Task> Transcribe each entry below exactly. Pictures do not go in the copy.

Data records
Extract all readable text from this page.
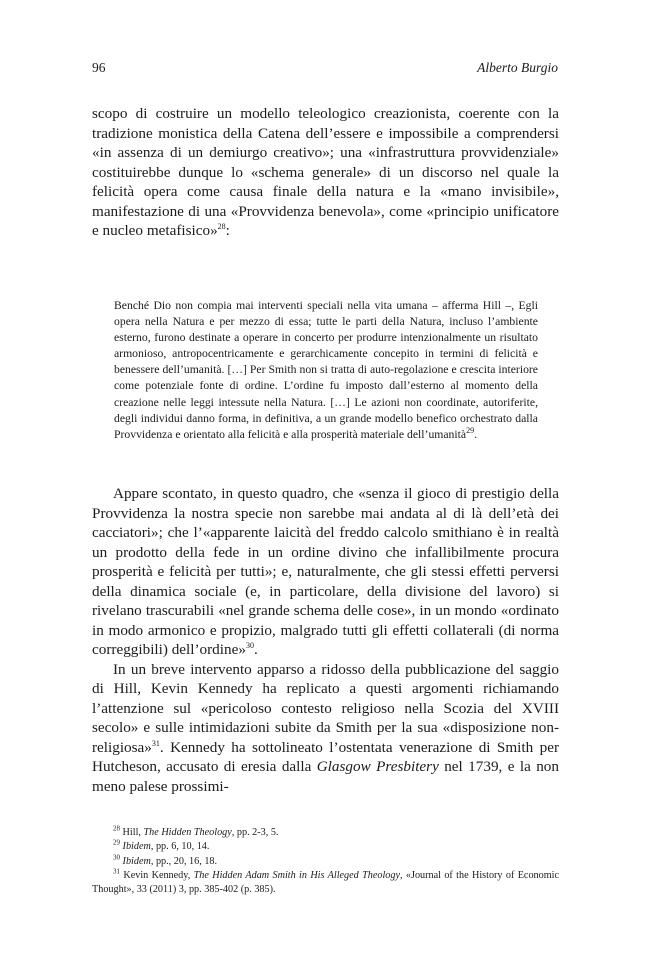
96	Alberto Burgio

scopo di costruire un modello teleologico creazionista, coerente con la tradizione monistica della Catena dell’essere e impossibile a comprendersi «in assenza di un demiurgo creativo»; una «infrastruttura provvidenziale» costituirebbe dunque lo «schema generale» di un discorso nel quale la felicità opera come causa finale della natura e la «mano invisibile», manifestazione di una «Provvidenza benevola», come «principio unificatore e nucleo metafisico»$^{28}$:

Benché Dio non compia mai interventi speciali nella vita umana – afferma Hill –, Egli opera nella Natura e per mezzo di essa; tutte le parti della Natura, incluso l’ambiente esterno, furono destinate a operare in concerto per produrre intenzionalmente un risultato armonioso, antropocentricamente e gerarchicamente concepito in termini di felicità e benessere dell’umanità. […] Per Smith non si tratta di auto-regolazione e crescita interiore come potenziale fonte di ordine. L’ordine fu imposto dall’esterno al momento della creazione nelle leggi intessute nella Natura. […] Le azioni non coordinate, autoriferite, degli individui danno forma, in definitiva, a un grande modello benefico orchestrato dalla Provvidenza e orientato alla felicità e alla prosperità materiale dell’umanità$^{29}$.

Appare scontato, in questo quadro, che «senza il gioco di prestigio della Provvidenza la nostra specie non sarebbe mai andata al di là dell’età dei cacciatori»; che l’«apparente laicità del freddo calcolo smithiano è in realtà un prodotto della fede in un ordine divino che infallibilmente procura prosperità e felicità per tutti»; e, naturalmente, che gli stessi effetti perversi della dinamica sociale (e, in particolare, della divisione del lavoro) si rivelano trascurabili «nel grande schema delle cose», in un mondo «ordinato in modo armonico e propizio, malgrado tutti gli effetti collaterali (di norma correggibili) dell’ordine»$^{30}$.

In un breve intervento apparso a ridosso della pubblicazione del saggio di Hill, Kevin Kennedy ha replicato a questi argomenti richiamando l’attenzione sul «pericoloso contesto religioso nella Scozia del XVIII secolo» e sulle intimidazioni subite da Smith per la sua «disposizione non-religiosa»$^{31}$. Kennedy ha sottolineato l’ostentata venerazione di Smith per Hutcheson, accusato di eresia dalla Glasgow Presbitery nel 1739, e la non meno palese prossimi-

$^{28}$ Hill, The Hidden Theology, pp. 2-3, 5.

$^{29}$ Ibidem, pp. 6, 10, 14.

$^{30}$ Ibidem, pp., 20, 16, 18.

$^{31}$ Kevin Kennedy, The Hidden Adam Smith in His Alleged Theology, «Journal of the History of Economic Thought», 33 (2011) 3, pp. 385-402 (p. 385).
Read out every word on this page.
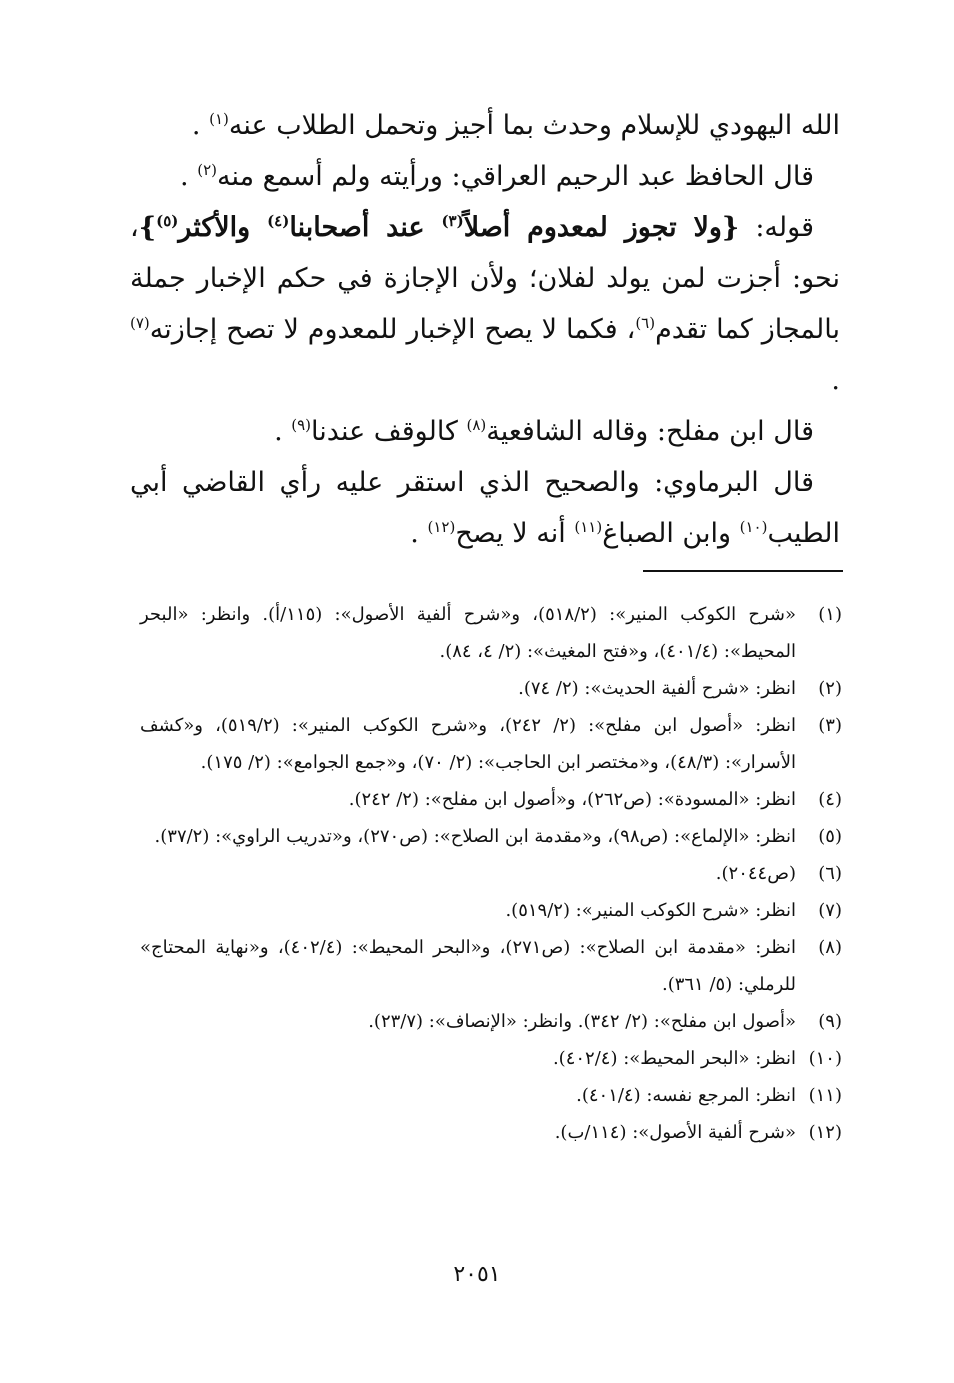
الله اليهودي للإسلام وحدث بما أجيز وتحمل الطلاب عنه$^{(١)}$ .

قال الحافظ عبد الرحيم العراقي: ورأيته ولم أسمع منه$^{(٢)}$ .

قوله: {ولا تجوز لمعدوم أصلاً$^{(٣)}$ عند أصحابنا$^{(٤)}$ والأكثر$^{(٥)}$}، نحو: أجزت لمن يولد لفلان؛ ولأن الإجازة في حكم الإخبار جملة بالمجاز كما تقدم$^{(٦)}$، فكما لا يصح الإخبار للمعدوم لا تصح إجازته$^{(٧)}$ .

قال ابن مفلح: وقاله الشافعية$^{(٨)}$ كالوقف عندنا$^{(٩)}$ .

قال البرماوي: والصحيح الذي استقر عليه رأي القاضي أبي الطيب$^{(١٠)}$ وابن الصباغ$^{(١١)}$ أنه لا يصح$^{(١٢)}$ .

(١)
«شرح الكوكب المنير»: (٥١٨/٢)، و«شرح ألفية الأصول»: (١١٥/أ). وانظر: «البحر المحيط»: (٤٠١/٤)، و«فتح المغيث»: (٢/ ٤، ٨٤).
(٢)
انظر: «شرح ألفية الحديث»: (٢/ ٧٤).
(٣)
انظر: «أصول ابن مفلح»: (٢/ ٢٤٢)، و«شرح الكوكب المنير»: (٥١٩/٢)، و«كشف الأسرار»: (٤٨/٣)، و«مختصر ابن الحاجب»: (٢/ ٧٠)، و«جمع الجوامع»: (٢/ ١٧٥).
(٤)
انظر: «المسودة»: (ص٢٦٢)، و«أصول ابن مفلح»: (٢/ ٢٤٢).
(٥)
انظر: «الإلماع»: (ص٩٨)، و«مقدمة ابن الصلاح»: (ص٢٧٠)، و«تدريب الراوي»: (٣٧/٢).
(٦)
(ص٢٠٤٤).
(٧)
انظر: «شرح الكوكب المنير»: (٥١٩/٢).
(٨)
انظر: «مقدمة ابن الصلاح»: (ص٢٧١)، و«البحر المحيط»: (٤٠٢/٤)، و«نهاية المحتاج» للرملي: (٥/ ٣٦١).
(٩)
«أصول ابن مفلح»: (٢/ ٣٤٢). وانظر: «الإنصاف»: (٢٣/٧).
(١٠)
انظر: «البحر المحيط»: (٤٠٢/٤).
(١١)
انظر: المرجع نفسه: (٤٠١/٤).
(١٢)
«شرح ألفية الأصول»: (١١٤/ب).
٢٠٥١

Expected answer>
Extract all readable text from this page.
96	Alberto Burgio

scopo di costruire un modello teleologico creazionista, coerente con la tradizione monistica della Catena dell’essere e impossibile a comprendersi «in assenza di un demiurgo creativo»; una «infrastruttura provvidenziale» costituirebbe dunque lo «schema generale» di un discorso nel quale la felicità opera come causa finale della natura e la «mano invisibile», manifestazione di una «Provvidenza benevola», come «principio unificatore e nucleo metafisico»$^{28}$:

Benché Dio non compia mai interventi speciali nella vita umana – afferma Hill –, Egli opera nella Natura e per mezzo di essa; tutte le parti della Natura, incluso l’ambiente esterno, furono destinate a operare in concerto per produrre intenzionalmente un risultato armonioso, antropocentricamente e gerarchicamente concepito in termini di felicità e benessere dell’umanità. […] Per Smith non si tratta di auto-regolazione e crescita interiore come potenziale fonte di ordine. L’ordine fu imposto dall’esterno al momento della creazione nelle leggi intessute nella Natura. […] Le azioni non coordinate, autoriferite, degli individui danno forma, in definitiva, a un grande modello benefico orchestrato dalla Provvidenza e orientato alla felicità e alla prosperità materiale dell’umanità$^{29}$.

Appare scontato, in questo quadro, che «senza il gioco di prestigio della Provvidenza la nostra specie non sarebbe mai andata al di là dell’età dei cacciatori»; che l’«apparente laicità del freddo calcolo smithiano è in realtà un prodotto della fede in un ordine divino che infallibilmente procura prosperità e felicità per tutti»; e, naturalmente, che gli stessi effetti perversi della dinamica sociale (e, in particolare, della divisione del lavoro) si rivelano trascurabili «nel grande schema delle cose», in un mondo «ordinato in modo armonico e propizio, malgrado tutti gli effetti collaterali (di norma correggibili) dell’ordine»$^{30}$.

In un breve intervento apparso a ridosso della pubblicazione del saggio di Hill, Kevin Kennedy ha replicato a questi argomenti richiamando l’attenzione sul «pericoloso contesto religioso nella Scozia del XVIII secolo» e sulle intimidazioni subite da Smith per la sua «disposizione non-religiosa»$^{31}$. Kennedy ha sottolineato l’ostentata venerazione di Smith per Hutcheson, accusato di eresia dalla Glasgow Presbitery nel 1739, e la non meno palese prossimi-

$^{28}$ Hill, The Hidden Theology, pp. 2-3, 5.

$^{29}$ Ibidem, pp. 6, 10, 14.

$^{30}$ Ibidem, pp., 20, 16, 18.

$^{31}$ Kevin Kennedy, The Hidden Adam Smith in His Alleged Theology, «Journal of the History of Economic Thought», 33 (2011) 3, pp. 385-402 (p. 385).
Read out every word on this page.
الله اليهودي للإسلام وحدث بما أجيز وتحمل الطلاب عنه$^{(١)}$ .

قال الحافظ عبد الرحيم العراقي: ورأيته ولم أسمع منه$^{(٢)}$ .

قوله: {ولا تجوز لمعدوم أصلاً$^{(٣)}$ عند أصحابنا$^{(٤)}$ والأكثر$^{(٥)}$}، نحو: أجزت لمن يولد لفلان؛ ولأن الإجازة في حكم الإخبار جملة بالمجاز كما تقدم$^{(٦)}$، فكما لا يصح الإخبار للمعدوم لا تصح إجازته$^{(٧)}$ .

قال ابن مفلح: وقاله الشافعية$^{(٨)}$ كالوقف عندنا$^{(٩)}$ .

قال البرماوي: والصحيح الذي استقر عليه رأي القاضي أبي الطيب$^{(١٠)}$ وابن الصباغ$^{(١١)}$ أنه لا يصح$^{(١٢)}$ .

(١)
«شرح الكوكب المنير»: (٥١٨/٢)، و«شرح ألفية الأصول»: (١١٥/أ). وانظر: «البحر المحيط»: (٤٠١/٤)، و«فتح المغيث»: (٢/ ٤، ٨٤).
(٢)
انظر: «شرح ألفية الحديث»: (٢/ ٧٤).
(٣)
انظر: «أصول ابن مفلح»: (٢/ ٢٤٢)، و«شرح الكوكب المنير»: (٥١٩/٢)، و«كشف الأسرار»: (٤٨/٣)، و«مختصر ابن الحاجب»: (٢/ ٧٠)، و«جمع الجوامع»: (٢/ ١٧٥).
(٤)
انظر: «المسودة»: (ص٢٦٢)، و«أصول ابن مفلح»: (٢/ ٢٤٢).
(٥)
انظر: «الإلماع»: (ص٩٨)، و«مقدمة ابن الصلاح»: (ص٢٧٠)، و«تدريب الراوي»: (٣٧/٢).
(٦)
(ص٢٠٤٤).
(٧)
انظر: «شرح الكوكب المنير»: (٥١٩/٢).
(٨)
انظر: «مقدمة ابن الصلاح»: (ص٢٧١)، و«البحر المحيط»: (٤٠٢/٤)، و«نهاية المحتاج» للرملي: (٥/ ٣٦١).
(٩)
«أصول ابن مفلح»: (٢/ ٣٤٢). وانظر: «الإنصاف»: (٢٣/٧).
(١٠)
انظر: «البحر المحيط»: (٤٠٢/٤).
(١١)
انظر: المرجع نفسه: (٤٠١/٤).
(١٢)
«شرح ألفية الأصول»: (١١٤/ب).
٢٠٥١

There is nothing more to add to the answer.